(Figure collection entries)
□ □ □ □

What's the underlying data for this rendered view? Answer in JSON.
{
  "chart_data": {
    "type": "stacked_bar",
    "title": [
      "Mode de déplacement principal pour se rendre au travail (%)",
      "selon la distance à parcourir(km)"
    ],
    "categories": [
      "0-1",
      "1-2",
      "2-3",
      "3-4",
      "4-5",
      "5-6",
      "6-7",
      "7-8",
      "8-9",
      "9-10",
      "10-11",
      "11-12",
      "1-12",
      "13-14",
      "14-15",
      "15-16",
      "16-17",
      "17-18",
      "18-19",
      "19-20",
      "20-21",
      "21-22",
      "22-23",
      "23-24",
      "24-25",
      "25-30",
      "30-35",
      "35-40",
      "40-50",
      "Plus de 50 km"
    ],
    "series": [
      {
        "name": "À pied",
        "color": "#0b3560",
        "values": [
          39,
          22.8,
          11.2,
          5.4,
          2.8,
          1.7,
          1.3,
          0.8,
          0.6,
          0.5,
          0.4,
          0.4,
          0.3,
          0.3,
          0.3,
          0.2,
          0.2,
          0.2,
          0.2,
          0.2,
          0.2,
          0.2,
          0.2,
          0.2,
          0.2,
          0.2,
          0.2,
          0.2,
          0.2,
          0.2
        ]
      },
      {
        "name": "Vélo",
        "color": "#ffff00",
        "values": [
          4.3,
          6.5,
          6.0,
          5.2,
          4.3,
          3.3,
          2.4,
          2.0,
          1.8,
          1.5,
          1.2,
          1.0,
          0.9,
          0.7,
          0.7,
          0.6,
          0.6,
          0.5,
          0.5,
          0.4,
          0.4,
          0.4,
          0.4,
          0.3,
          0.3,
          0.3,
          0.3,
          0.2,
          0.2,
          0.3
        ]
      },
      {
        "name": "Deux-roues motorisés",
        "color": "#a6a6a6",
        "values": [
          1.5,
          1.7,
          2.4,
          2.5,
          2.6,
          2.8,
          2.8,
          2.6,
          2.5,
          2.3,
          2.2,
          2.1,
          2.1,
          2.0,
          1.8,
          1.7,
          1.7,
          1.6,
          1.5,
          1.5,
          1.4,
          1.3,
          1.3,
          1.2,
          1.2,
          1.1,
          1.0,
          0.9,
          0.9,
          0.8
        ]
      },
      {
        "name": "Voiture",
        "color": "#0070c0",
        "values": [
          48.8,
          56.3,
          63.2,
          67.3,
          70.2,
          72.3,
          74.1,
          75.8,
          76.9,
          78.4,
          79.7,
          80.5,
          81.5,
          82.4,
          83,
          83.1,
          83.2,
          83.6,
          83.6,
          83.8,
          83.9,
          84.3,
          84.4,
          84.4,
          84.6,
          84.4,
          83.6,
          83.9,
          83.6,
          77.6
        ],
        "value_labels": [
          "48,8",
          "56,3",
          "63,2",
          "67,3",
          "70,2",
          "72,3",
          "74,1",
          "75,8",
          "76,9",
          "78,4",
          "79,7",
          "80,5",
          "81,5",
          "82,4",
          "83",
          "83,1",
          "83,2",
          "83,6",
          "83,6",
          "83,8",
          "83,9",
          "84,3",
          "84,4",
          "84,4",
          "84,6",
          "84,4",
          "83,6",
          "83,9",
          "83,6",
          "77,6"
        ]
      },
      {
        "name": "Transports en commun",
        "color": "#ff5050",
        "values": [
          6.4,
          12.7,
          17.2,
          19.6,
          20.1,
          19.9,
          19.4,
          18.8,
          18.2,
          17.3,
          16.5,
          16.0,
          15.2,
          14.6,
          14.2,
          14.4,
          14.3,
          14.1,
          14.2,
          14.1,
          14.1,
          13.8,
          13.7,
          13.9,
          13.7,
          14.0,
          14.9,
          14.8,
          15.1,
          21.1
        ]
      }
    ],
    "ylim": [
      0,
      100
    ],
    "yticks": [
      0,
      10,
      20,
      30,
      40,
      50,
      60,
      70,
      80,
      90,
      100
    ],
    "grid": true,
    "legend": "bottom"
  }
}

□ □ □ □

Extract the listing in its entirety, matching it exactly.

SOLUTION BELOW:
What's the underlying data for this rendered view? Answer in JSON.
{
  "chart_data": {
    "type": "stacked_bar",
    "title": [
      "Mode de déplacement principal pour se rendre au travail (%)",
      "selon la distance à parcourir(km)"
    ],
    "categories": [
      "0-1",
      "1-2",
      "2-3",
      "3-4",
      "4-5",
      "5-6",
      "6-7",
      "7-8",
      "8-9",
      "9-10",
      "10-11",
      "11-12",
      "1-12",
      "13-14",
      "14-15",
      "15-16",
      "16-17",
      "17-18",
      "18-19",
      "19-20",
      "20-21",
      "21-22",
      "22-23",
      "23-24",
      "24-25",
      "25-30",
      "30-35",
      "35-40",
      "40-50",
      "Plus de 50 km"
    ],
    "series": [
      {
        "name": "À pied",
        "color": "#0b3560",
        "values": [
          39,
          22.8,
          11.2,
          5.4,
          2.8,
          1.7,
          1.3,
          0.8,
          0.6,
          0.5,
          0.4,
          0.4,
          0.3,
          0.3,
          0.3,
          0.2,
          0.2,
          0.2,
          0.2,
          0.2,
          0.2,
          0.2,
          0.2,
          0.2,
          0.2,
          0.2,
          0.2,
          0.2,
          0.2,
          0.2
        ]
      },
      {
        "name": "Vélo",
        "color": "#ffff00",
        "values": [
          4.3,
          6.5,
          6.0,
          5.2,
          4.3,
          3.3,
          2.4,
          2.0,
          1.8,
          1.5,
          1.2,
          1.0,
          0.9,
          0.7,
          0.7,
          0.6,
          0.6,
          0.5,
          0.5,
          0.4,
          0.4,
          0.4,
          0.4,
          0.3,
          0.3,
          0.3,
          0.3,
          0.2,
          0.2,
          0.3
        ]
      },
      {
        "name": "Deux-roues motorisés",
        "color": "#a6a6a6",
        "values": [
          1.5,
          1.7,
          2.4,
          2.5,
          2.6,
          2.8,
          2.8,
          2.6,
          2.5,
          2.3,
          2.2,
          2.1,
          2.1,
          2.0,
          1.8,
          1.7,
          1.7,
          1.6,
          1.5,
          1.5,
          1.4,
          1.3,
          1.3,
          1.2,
          1.2,
          1.1,
          1.0,
          0.9,
          0.9,
          0.8
        ]
      },
      {
        "name": "Voiture",
        "color": "#0070c0",
        "values": [
          48.8,
          56.3,
          63.2,
          67.3,
          70.2,
          72.3,
          74.1,
          75.8,
          76.9,
          78.4,
          79.7,
          80.5,
          81.5,
          82.4,
          83,
          83.1,
          83.2,
          83.6,
          83.6,
          83.8,
          83.9,
          84.3,
          84.4,
          84.4,
          84.6,
          84.4,
          83.6,
          83.9,
          83.6,
          77.6
        ],
        "value_labels": [
          "48,8",
          "56,3",
          "63,2",
          "67,3",
          "70,2",
          "72,3",
          "74,1",
          "75,8",
          "76,9",
          "78,4",
          "79,7",
          "80,5",
          "81,5",
          "82,4",
          "83",
          "83,1",
          "83,2",
          "83,6",
          "83,6",
          "83,8",
          "83,9",
          "84,3",
          "84,4",
          "84,4",
          "84,6",
          "84,4",
          "83,6",
          "83,9",
          "83,6",
          "77,6"
        ]
      },
      {
        "name": "Transports en commun",
        "color": "#ff5050",
        "values": [
          6.4,
          12.7,
          17.2,
          19.6,
          20.1,
          19.9,
          19.4,
          18.8,
          18.2,
          17.3,
          16.5,
          16.0,
          15.2,
          14.6,
          14.2,
          14.4,
          14.3,
          14.1,
          14.2,
          14.1,
          14.1,
          13.8,
          13.7,
          13.9,
          13.7,
          14.0,
          14.9,
          14.8,
          15.1,
          21.1
        ]
      }
    ],
    "ylim": [
      0,
      100
    ],
    "yticks": [
      0,
      10,
      20,
      30,
      40,
      50,
      60,
      70,
      80,
      90,
      100
    ],
    "grid": true,
    "legend": "bottom"
  }
}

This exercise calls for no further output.